Exercise requirements:
Leave every picture out and write out the records below exactly.

• • •

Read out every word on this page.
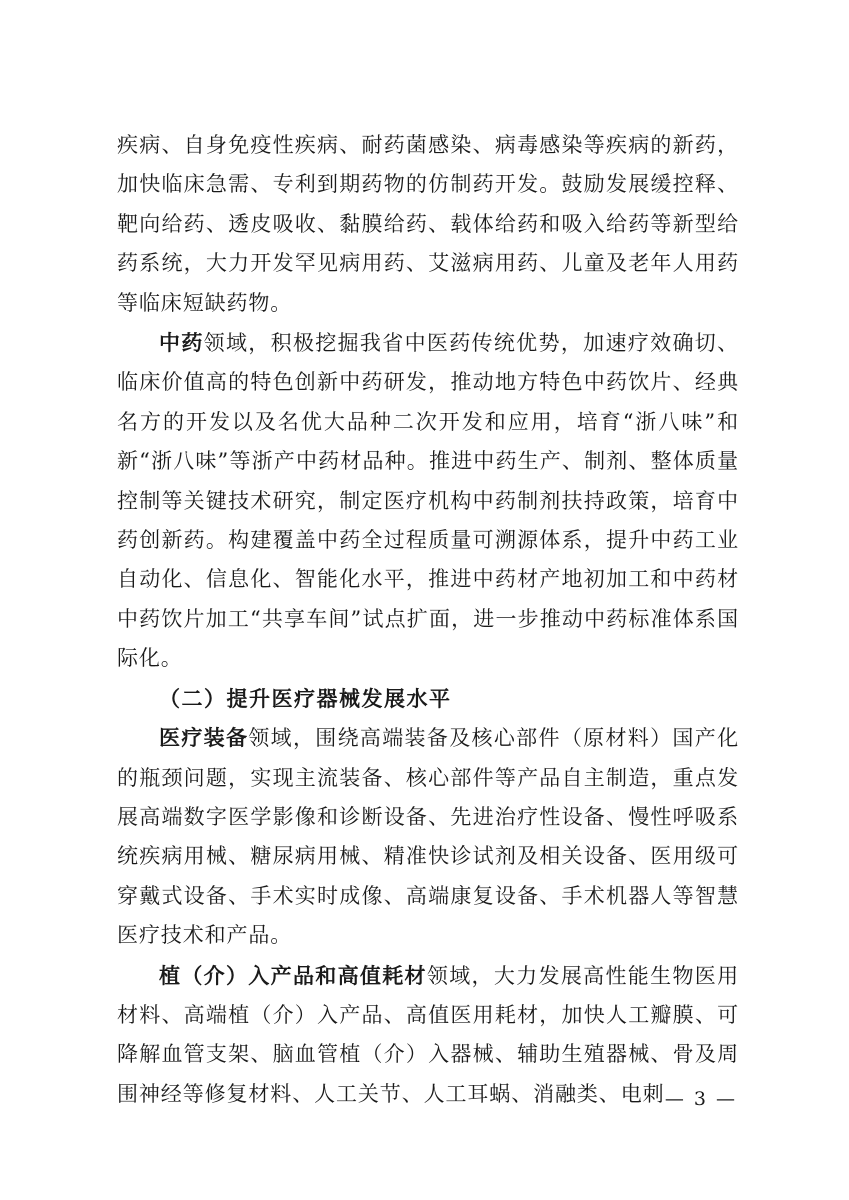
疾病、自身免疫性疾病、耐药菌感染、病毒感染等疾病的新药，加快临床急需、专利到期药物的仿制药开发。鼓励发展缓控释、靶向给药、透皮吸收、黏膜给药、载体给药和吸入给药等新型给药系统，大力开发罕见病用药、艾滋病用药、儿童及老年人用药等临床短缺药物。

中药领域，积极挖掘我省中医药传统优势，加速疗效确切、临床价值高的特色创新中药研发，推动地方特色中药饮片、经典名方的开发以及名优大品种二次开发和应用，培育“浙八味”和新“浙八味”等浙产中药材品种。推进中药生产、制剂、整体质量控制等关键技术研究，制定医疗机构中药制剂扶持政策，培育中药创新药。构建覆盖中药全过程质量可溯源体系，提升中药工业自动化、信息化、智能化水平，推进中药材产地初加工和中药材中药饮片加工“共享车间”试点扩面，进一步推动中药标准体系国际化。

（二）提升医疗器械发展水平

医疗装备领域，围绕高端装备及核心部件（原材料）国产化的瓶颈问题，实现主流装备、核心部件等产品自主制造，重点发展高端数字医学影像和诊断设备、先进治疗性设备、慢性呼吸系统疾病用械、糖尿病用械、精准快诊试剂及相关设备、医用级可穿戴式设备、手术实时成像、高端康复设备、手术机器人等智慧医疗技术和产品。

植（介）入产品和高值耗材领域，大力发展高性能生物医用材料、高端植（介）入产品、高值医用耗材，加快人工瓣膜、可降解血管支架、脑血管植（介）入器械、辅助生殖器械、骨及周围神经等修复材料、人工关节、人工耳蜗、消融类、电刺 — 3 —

• • •

Complete answer:
Read out every word on this page.
疾病、自身免疫性疾病、耐药菌感染、病毒感染等疾病的新药，加快临床急需、专利到期药物的仿制药开发。鼓励发展缓控释、靶向给药、透皮吸收、黏膜给药、载体给药和吸入给药等新型给药系统，大力开发罕见病用药、艾滋病用药、儿童及老年人用药等临床短缺药物。

中药领域，积极挖掘我省中医药传统优势，加速疗效确切、临床价值高的特色创新中药研发，推动地方特色中药饮片、经典名方的开发以及名优大品种二次开发和应用，培育“浙八味”和新“浙八味”等浙产中药材品种。推进中药生产、制剂、整体质量控制等关键技术研究，制定医疗机构中药制剂扶持政策，培育中药创新药。构建覆盖中药全过程质量可溯源体系，提升中药工业自动化、信息化、智能化水平，推进中药材产地初加工和中药材中药饮片加工“共享车间”试点扩面，进一步推动中药标准体系国际化。

（二）提升医疗器械发展水平

医疗装备领域，围绕高端装备及核心部件（原材料）国产化的瓶颈问题，实现主流装备、核心部件等产品自主制造，重点发展高端数字医学影像和诊断设备、先进治疗性设备、慢性呼吸系统疾病用械、糖尿病用械、精准快诊试剂及相关设备、医用级可穿戴式设备、手术实时成像、高端康复设备、手术机器人等智慧医疗技术和产品。

植（介）入产品和高值耗材领域，大力发展高性能生物医用材料、高端植（介）入产品、高值医用耗材，加快人工瓣膜、可降解血管支架、脑血管植（介）入器械、辅助生殖器械、骨及周围神经等修复材料、人工关节、人工耳蜗、消融类、电刺 — 3 —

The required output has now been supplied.